THE INPUT.
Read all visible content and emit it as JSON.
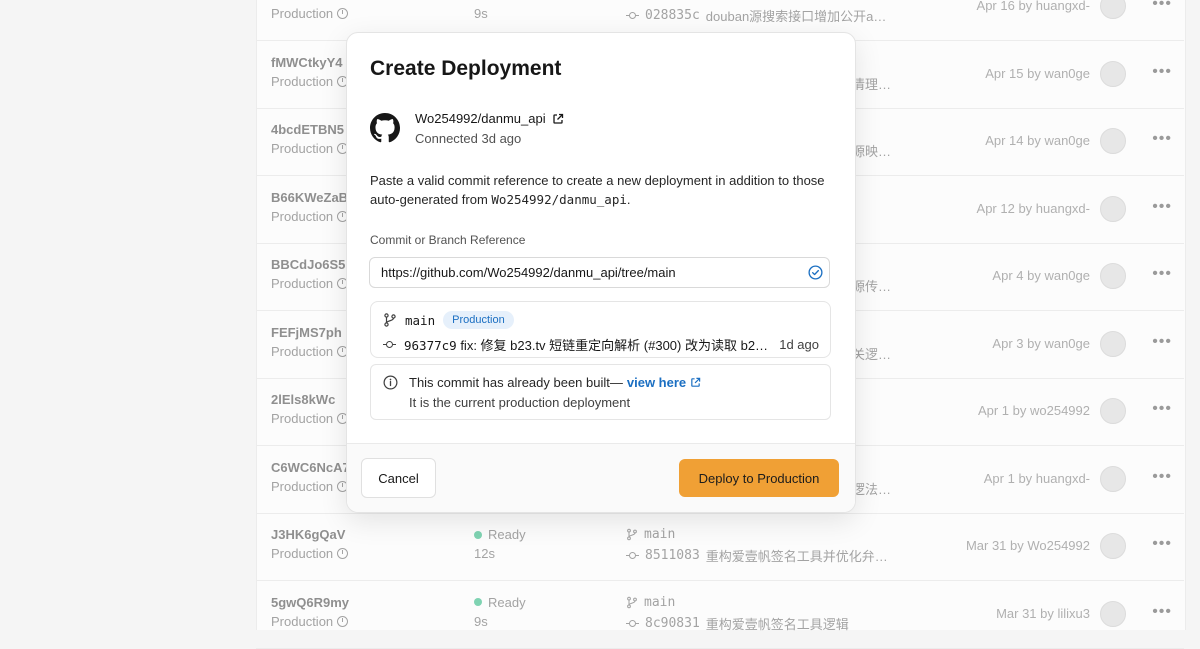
{
  "background_list": {
    "rows": [
      {
        "id": "",
        "environment": "Production",
        "status": "",
        "duration": "9s",
        "branch": "",
        "commit_hash": "028835c",
        "commit_message": "douban源搜索接口增加公开a…",
        "meta": "Apr 16 by huangxd-"
      },
      {
        "id": "fMWCtkyY4",
        "environment": "Production",
        "status": "",
        "duration": "",
        "branch": "",
        "commit_hash": "",
        "commit_message": "清理…",
        "meta": "Apr 15 by wan0ge"
      },
      {
        "id": "4bcdETBN5",
        "environment": "Production",
        "status": "",
        "duration": "",
        "branch": "",
        "commit_hash": "",
        "commit_message": "源映…",
        "meta": "Apr 14 by wan0ge"
      },
      {
        "id": "B66KWeZaB",
        "environment": "Production",
        "status": "",
        "duration": "",
        "branch": "",
        "commit_hash": "",
        "commit_message": "",
        "meta": "Apr 12 by huangxd-"
      },
      {
        "id": "BBCdJo6S5",
        "environment": "Production",
        "status": "",
        "duration": "",
        "branch": "",
        "commit_hash": "",
        "commit_message": "源传…",
        "meta": "Apr 4 by wan0ge"
      },
      {
        "id": "FEFjMS7ph",
        "environment": "Production",
        "status": "",
        "duration": "",
        "branch": "",
        "commit_hash": "",
        "commit_message": "关逻…",
        "meta": "Apr 3 by wan0ge"
      },
      {
        "id": "2lEls8kWc",
        "environment": "Production",
        "status": "",
        "duration": "",
        "branch": "",
        "commit_hash": "",
        "commit_message": "",
        "meta": "Apr 1 by wo254992"
      },
      {
        "id": "C6WC6NcA7",
        "environment": "Production",
        "status": "",
        "duration": "",
        "branch": "",
        "commit_hash": "",
        "commit_message": "逻法…",
        "meta": "Apr 1 by huangxd-"
      },
      {
        "id": "J3HK6gQaV",
        "environment": "Production",
        "status": "Ready",
        "duration": "12s",
        "branch": "main",
        "commit_hash": "8511083",
        "commit_message": "重构爱壹帆签名工具并优化弁…",
        "meta": "Mar 31 by Wo254992"
      },
      {
        "id": "5gwQ6R9my",
        "environment": "Production",
        "status": "Ready",
        "duration": "9s",
        "branch": "main",
        "commit_hash": "8c90831",
        "commit_message": "重构爱壹帆签名工具逻辑",
        "meta": "Mar 31 by lilixu3"
      }
    ],
    "more_label": "•••"
  },
  "modal": {
    "title": "Create Deployment",
    "repo": {
      "name": "Wo254992/danmu_api",
      "connected": "Connected 3d ago"
    },
    "description_pre": "Paste a valid commit reference to create a new deployment in addition to those auto-generated from ",
    "description_repo": "Wo254992/danmu_api",
    "description_post": ".",
    "field_label": "Commit or Branch Reference",
    "field_value": "https://github.com/Wo254992/danmu_api/tree/main",
    "ref": {
      "branch": "main",
      "badge": "Production",
      "commit_hash": "96377c9",
      "commit_message": "fix: 修复 b23.tv 短链重定向解析 (#300) 改为读取 b2…",
      "commit_age": "1d ago"
    },
    "info": {
      "line1_text": "This commit has already been built—",
      "link_text": "view here",
      "line2_text": "It is the current production deployment"
    },
    "buttons": {
      "cancel": "Cancel",
      "deploy": "Deploy to Production"
    }
  },
  "colors": {
    "accent": "#f0a035",
    "link": "#1b6fc2",
    "badge_bg": "#e6f0fb",
    "ready": "#7fd3b2"
  }
}
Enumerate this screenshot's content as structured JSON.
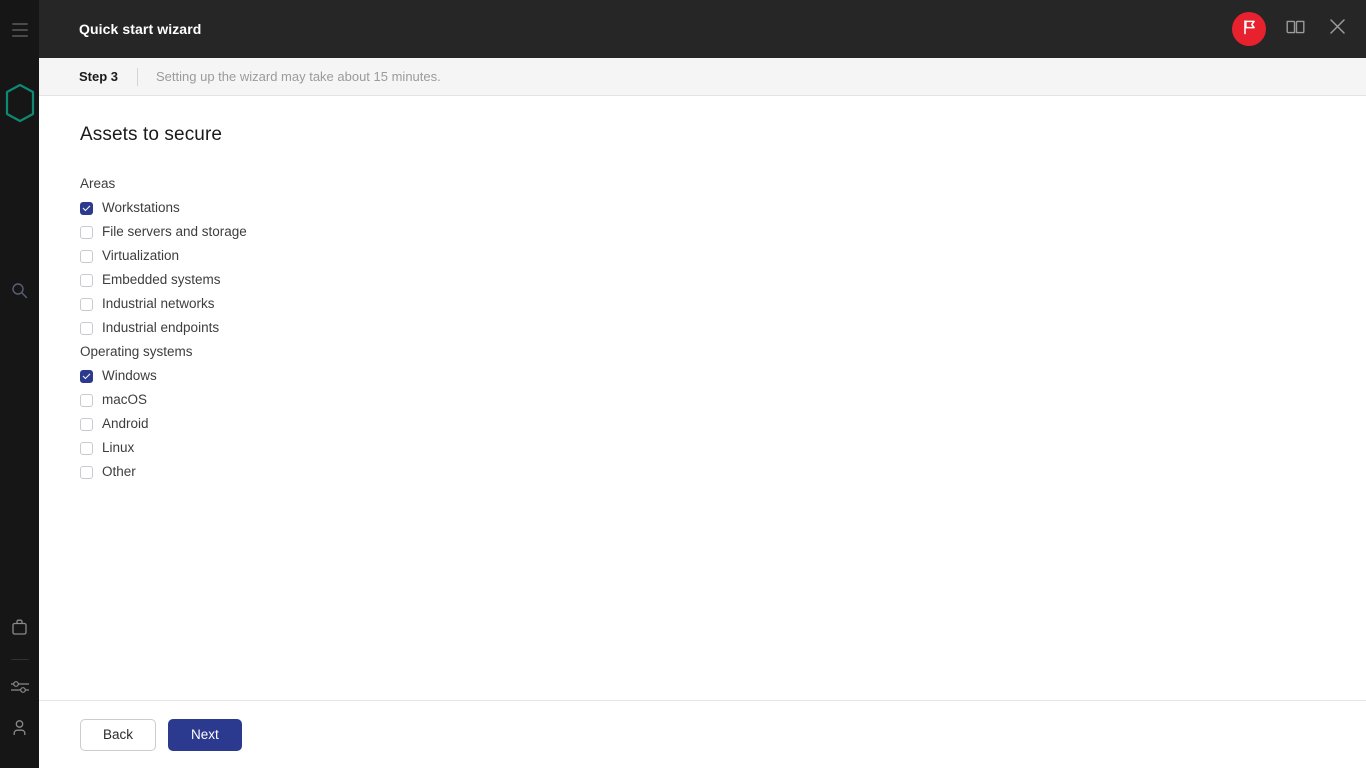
{
  "window": {
    "title": "Quick start wizard",
    "actions": [
      {
        "name": "notifications-flag-button",
        "icon": "flag-icon"
      },
      {
        "name": "help-book-button",
        "icon": "book-icon"
      },
      {
        "name": "close-window-button",
        "icon": "close-icon"
      }
    ]
  },
  "rail": {
    "menu_icon": "hamburger-menu-icon",
    "logo_icon": "hexagon-logo-icon",
    "items": [
      {
        "name": "search",
        "icon": "search-icon"
      },
      {
        "name": "assets",
        "icon": "briefcase-icon"
      },
      {
        "name": "settings",
        "icon": "sliders-icon"
      },
      {
        "name": "account",
        "icon": "user-icon"
      }
    ]
  },
  "stepbar": {
    "step": "Step 3",
    "note": "Setting up the wizard may take about 15 minutes."
  },
  "main": {
    "title": "Assets to secure",
    "groups": [
      {
        "label": "Areas",
        "options": [
          {
            "label": "Workstations",
            "checked": true
          },
          {
            "label": "File servers and storage",
            "checked": false
          },
          {
            "label": "Virtualization",
            "checked": false
          },
          {
            "label": "Embedded systems",
            "checked": false
          },
          {
            "label": "Industrial networks",
            "checked": false
          },
          {
            "label": "Industrial endpoints",
            "checked": false
          }
        ]
      },
      {
        "label": "Operating systems",
        "options": [
          {
            "label": "Windows",
            "checked": true
          },
          {
            "label": "macOS",
            "checked": false
          },
          {
            "label": "Android",
            "checked": false
          },
          {
            "label": "Linux",
            "checked": false
          },
          {
            "label": "Other",
            "checked": false
          }
        ]
      }
    ]
  },
  "footer": {
    "back_label": "Back",
    "next_label": "Next"
  },
  "colors": {
    "accent": "#2b3a8f",
    "badge": "#e8212f",
    "logo": "#0f8a72",
    "titlebar": "#262626",
    "rail": "#161616"
  }
}
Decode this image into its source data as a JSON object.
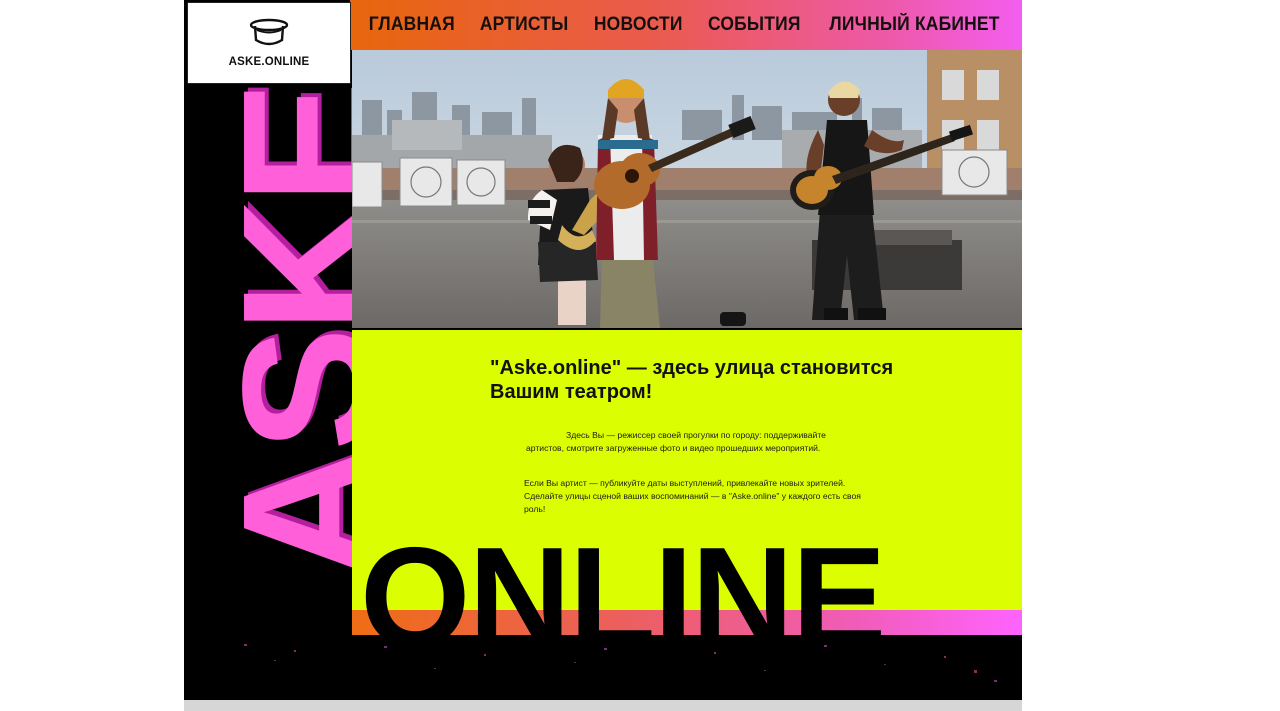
{
  "logo": {
    "text": "ASKE.ONLINE",
    "icon": "hat-icon"
  },
  "nav": {
    "items": [
      {
        "id": "home",
        "label": "ГЛАВНАЯ"
      },
      {
        "id": "artists",
        "label": "АРТИСТЫ"
      },
      {
        "id": "news",
        "label": "НОВОСТИ"
      },
      {
        "id": "events",
        "label": "СОБЫТИЯ"
      },
      {
        "id": "account",
        "label": "ЛИЧНЫЙ КАБИНЕТ"
      }
    ]
  },
  "hero": {
    "alt": "Musicians playing on a rooftop"
  },
  "decor": {
    "vertical": "ASKE",
    "bottom": "ONLINE"
  },
  "intro": {
    "headline_line1": "\"Aske.online\" — здесь улица становится",
    "headline_line2": "Вашим театром!",
    "para1": "Здесь Вы — режиссер своей прогулки по городу: поддерживайте артистов, смотрите загруженные фото и видео прошедших мероприятий.",
    "para2": "Если Вы артист — публикуйте даты выступлений, привлекайте новых зрителей. Сделайте улицы сценой ваших воспоминаний — в \"Aske.online\" у каждого есть своя роль!"
  },
  "colors": {
    "lime": "#dbff00",
    "pink": "#ff5fd9",
    "orange": "#e8660c",
    "black": "#000000"
  }
}
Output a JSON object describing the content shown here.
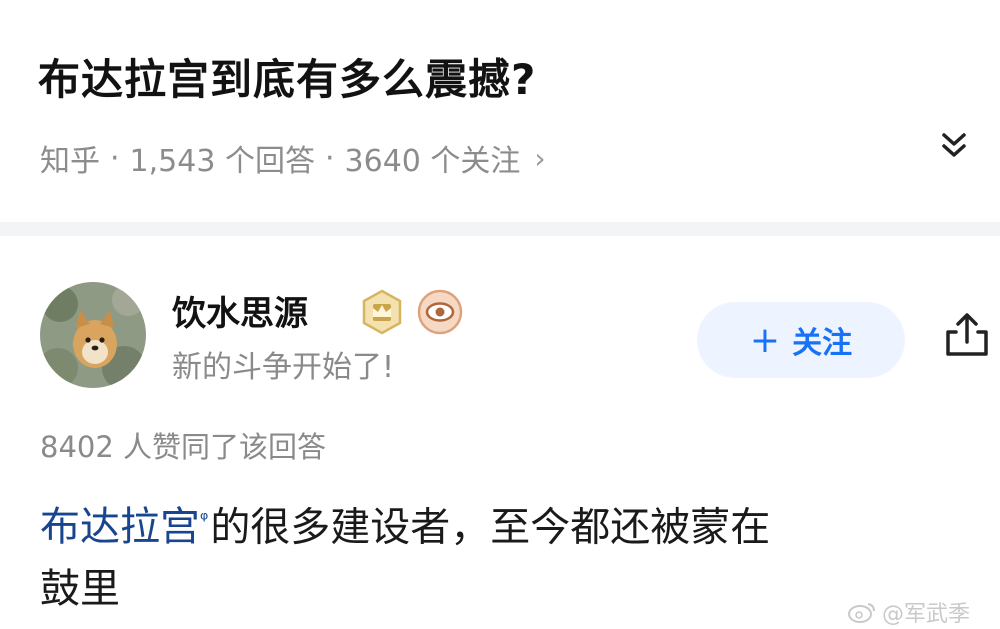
{
  "question": {
    "title": "布达拉宫到底有多么震撼?",
    "source": "知乎",
    "answers_count": "1,543 个回答",
    "followers_count": "3640 个关注",
    "separator": "·",
    "chevron": "›"
  },
  "answer": {
    "author_name": "饮水思源",
    "author_bio": "新的斗争开始了!",
    "follow_button": "关注",
    "follow_plus": "+",
    "votes": "8402 人赞同了该回答",
    "link_text": "布达拉宫",
    "body_line1_rest": "的很多建设者，至今都还被蒙在",
    "body_line2": "鼓里"
  },
  "watermark": "@军武季",
  "colors": {
    "accent": "#1772f6",
    "link": "#19458f",
    "muted": "#8a8a8a"
  },
  "icons": {
    "expand": "double-chevron-down-icon",
    "share": "share-icon",
    "badge1": "crown-badge-icon",
    "badge2": "eye-badge-icon"
  }
}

PROBLEM DETAILS.
Using the listing, copy every line where the word "book" shows up.

RESPONSE.
        "name": "help-book-button",
        "icon": "book-icon"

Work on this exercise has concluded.